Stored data

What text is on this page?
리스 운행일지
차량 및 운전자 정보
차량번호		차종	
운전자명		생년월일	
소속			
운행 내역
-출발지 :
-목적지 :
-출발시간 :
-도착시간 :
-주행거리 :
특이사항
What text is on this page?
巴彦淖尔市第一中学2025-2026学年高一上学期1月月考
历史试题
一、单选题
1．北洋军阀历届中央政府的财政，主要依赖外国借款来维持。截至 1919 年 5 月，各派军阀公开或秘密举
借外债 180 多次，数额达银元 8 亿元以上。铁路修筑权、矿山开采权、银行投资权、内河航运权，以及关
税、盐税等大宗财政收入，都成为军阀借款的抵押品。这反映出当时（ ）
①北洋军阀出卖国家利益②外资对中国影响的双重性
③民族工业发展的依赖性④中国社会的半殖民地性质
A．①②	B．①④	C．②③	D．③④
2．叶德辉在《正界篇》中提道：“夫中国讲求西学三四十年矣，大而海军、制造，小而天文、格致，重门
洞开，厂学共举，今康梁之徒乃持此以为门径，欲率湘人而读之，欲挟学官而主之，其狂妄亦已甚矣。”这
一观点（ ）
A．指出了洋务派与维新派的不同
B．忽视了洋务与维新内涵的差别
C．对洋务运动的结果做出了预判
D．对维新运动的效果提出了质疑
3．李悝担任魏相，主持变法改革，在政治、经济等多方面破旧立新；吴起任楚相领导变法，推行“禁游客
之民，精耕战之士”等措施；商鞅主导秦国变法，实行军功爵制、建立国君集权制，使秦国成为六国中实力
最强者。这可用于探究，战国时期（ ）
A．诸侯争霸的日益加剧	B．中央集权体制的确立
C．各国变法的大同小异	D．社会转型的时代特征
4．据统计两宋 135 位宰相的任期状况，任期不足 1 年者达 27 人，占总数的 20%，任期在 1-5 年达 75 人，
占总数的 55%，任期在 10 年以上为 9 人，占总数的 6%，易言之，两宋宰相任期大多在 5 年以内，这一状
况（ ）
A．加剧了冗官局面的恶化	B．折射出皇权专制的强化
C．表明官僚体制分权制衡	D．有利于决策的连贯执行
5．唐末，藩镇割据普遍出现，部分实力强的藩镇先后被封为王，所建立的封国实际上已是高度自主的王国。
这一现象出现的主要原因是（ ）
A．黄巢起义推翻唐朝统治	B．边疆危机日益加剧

Task details
Your task is to gather all lines from the entries above that hold the word "占总数的".

Written answer
4．据统计两宋 135 位宰相的任期状况，任期不足 1 年者达 27 人，占总数的 20%，任期在 1-5 年达 75 人，
占总数的 55%，任期在 10 年以上为 9 人，占总数的 6%，易言之，两宋宰相任期大多在 5 年以内，这一状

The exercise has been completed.